**Stated exercise A:** Rewrite the passage on football outcomes from "Throughout the paper, the" up to and including "margin of victory).", putting "points" in place of every "goals".
**Stated exercise B:** Write the next part of the text on football match modeling, picking up right after its final sentence.

[Start of Supplied text]

2.1 Football outcomes

Throughout the paper, the football outcome is defined in the following ways:

  1. (a)

    \(y_\mathrm{g}^\mathrm{H}\) is the number of goals scored by the home team

  2. (b)

    \(y_\mathrm{g}^\mathrm{A}\) is the number of goals scored by the away team

  3. (c)

    \(z_\mathrm{g} = y_\mathrm{g}^\mathrm{H}-y_\mathrm{g}^\mathrm{A}\) is the difference between goals scored by two competing teams (or margin of victory).

Definitions (a) and (b) characterize the goal-based modeling approach and can be found, for instance, in Maher (1982), Dixon and Coles (1997), Rue and Salvesen (2000), and Karlis and Ntzoufras (2003). On the other hand, definition (c) refers to the difference-based approach and appears in Karlis and Ntzoufras (2009) or Manderson et al. (2018), among others.

2.2 In-match variables

Regarding the in-match covariates, we collect indices for the two competing teams of each match. The focus is mainly on conventional quantities often used in applied works (Castellano et al. 2012; Carpita et al. 2015; Schauberger et al. 2018; Lepschy et al. 2020). These variables refer to actual events in match g, and their observed values are stored in vectors \({{\varvec{x}}}^\mathrm{H}_\mathrm{g}\) and \({{\varvec{x}}}^\mathrm{A}_\mathrm{g}\) for the home team and the away team, together with the network-based variables. The set of in-match variables is described in the following.

  • Shots on target: it is the number of attempted shots on goal per team in a match. It measures the ability to produce concrete opportunities.

  • Corners: it is the count of obtained corner kicks, which can be another relevant output of the offensive actions.

[End of Supplied text]
[Start of Dataset section]

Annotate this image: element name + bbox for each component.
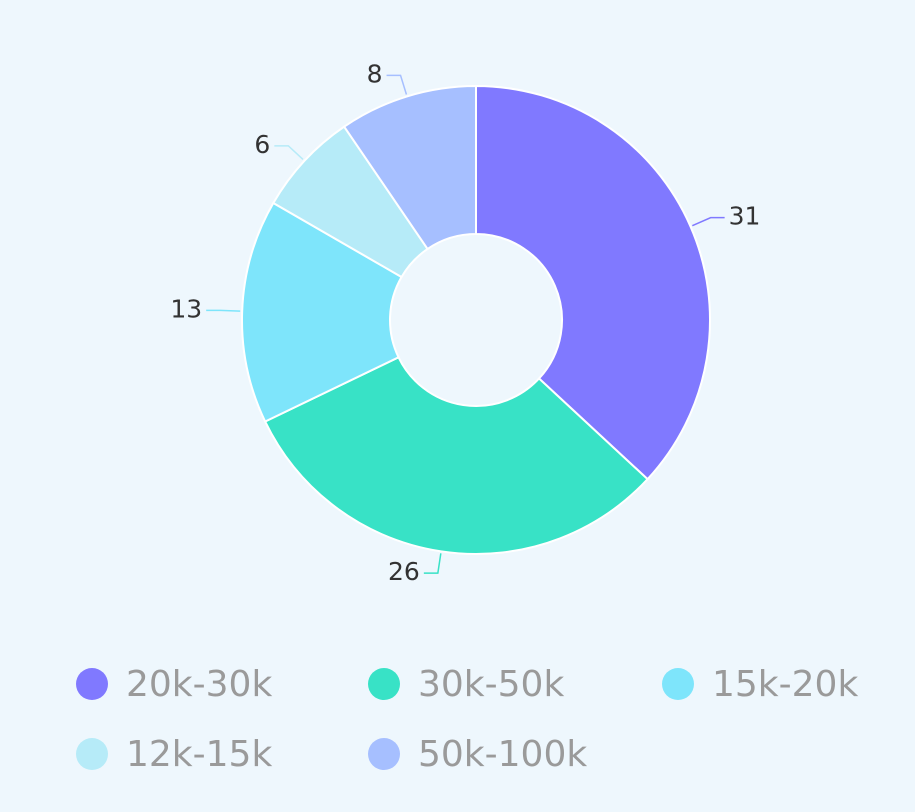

[End of Dataset section]

**Answer A:**
Throughout the paper, the football outcome is defined in the following ways:

  1. (a)

    \(y_\mathrm{g}^\mathrm{H}\) is the number of points scored by the home team

  2. (b)

    \(y_\mathrm{g}^\mathrm{A}\) is the number of points scored by the away team

  3. (c)

    \(z_\mathrm{g} = y_\mathrm{g}^\mathrm{H}-y_\mathrm{g}^\mathrm{A}\) is the difference between points scored by two competing teams (or margin of victory).

**Answer B:**
  • Fouls suffered: it is the raw number of suffered fouls (including hands), which can interrupt the offensive actions.

  • Ball possession: it is the ratio between the time in which a team plays the ball and the total match time.

  • Distance: it is the sum of meters covered by all the players of a team, representing a synthetic measure of athletic skills.

2.3 Network-based variables

Network analysis deals with relational data, emphasizing the investigation of the structure generated between units, driven by quantity and quality of ties occurring among them. Network theory includes all possible methods to analyze data presenting interactions between a set of units (agents) to investigate patterns and community structures (Wasserman and Faust 1994).

A network is defined as the ordered triple \(({\mathcal {V}}, {\mathcal {A}},{\mathcal {W}})\) consisting of a set of vertices \(v \in {\mathcal {V}}\), a set of arcs \(a \in {\mathcal {A}} \subseteq {\mathcal {V}} \times {\mathcal {V}}\), and a set of weights \(\omega \in {\mathcal {W}}\). Both sets of vertices \({\mathcal {V}}\) and arcs \({\mathcal {A}}\) are assumed to be finite. An ordered pair of vertices denotes an arc through a function \(\psi\): \(\psi (v_i,v_j)~=~a_{ij} \in {\mathcal {A}}\), mapping the one-directional tie from vertex \(v_i\) to \(v_j\), with \(i,j=1, \ldots , n\). The mapping \(\omega :{\mathcal {A}} \rightarrow {\mathbb {R}}\) defines a weight related to each arc. A network can be expressed in the form of an adjacency matrix \(P= \left( p_{ij}\right)\), with \(p_{ij} = \omega (a_{ij})\) if \(\exists \; a_{ij} \in {\mathcal {A}}\) and \(p_{ij}=0\) otherwise and \(i\ne j\). We also assume that “loops”, i.e., arcs connecting a vertex to itself, as are not allowed. Therefore, \(p_{ij} = 0\) when \(i=j\).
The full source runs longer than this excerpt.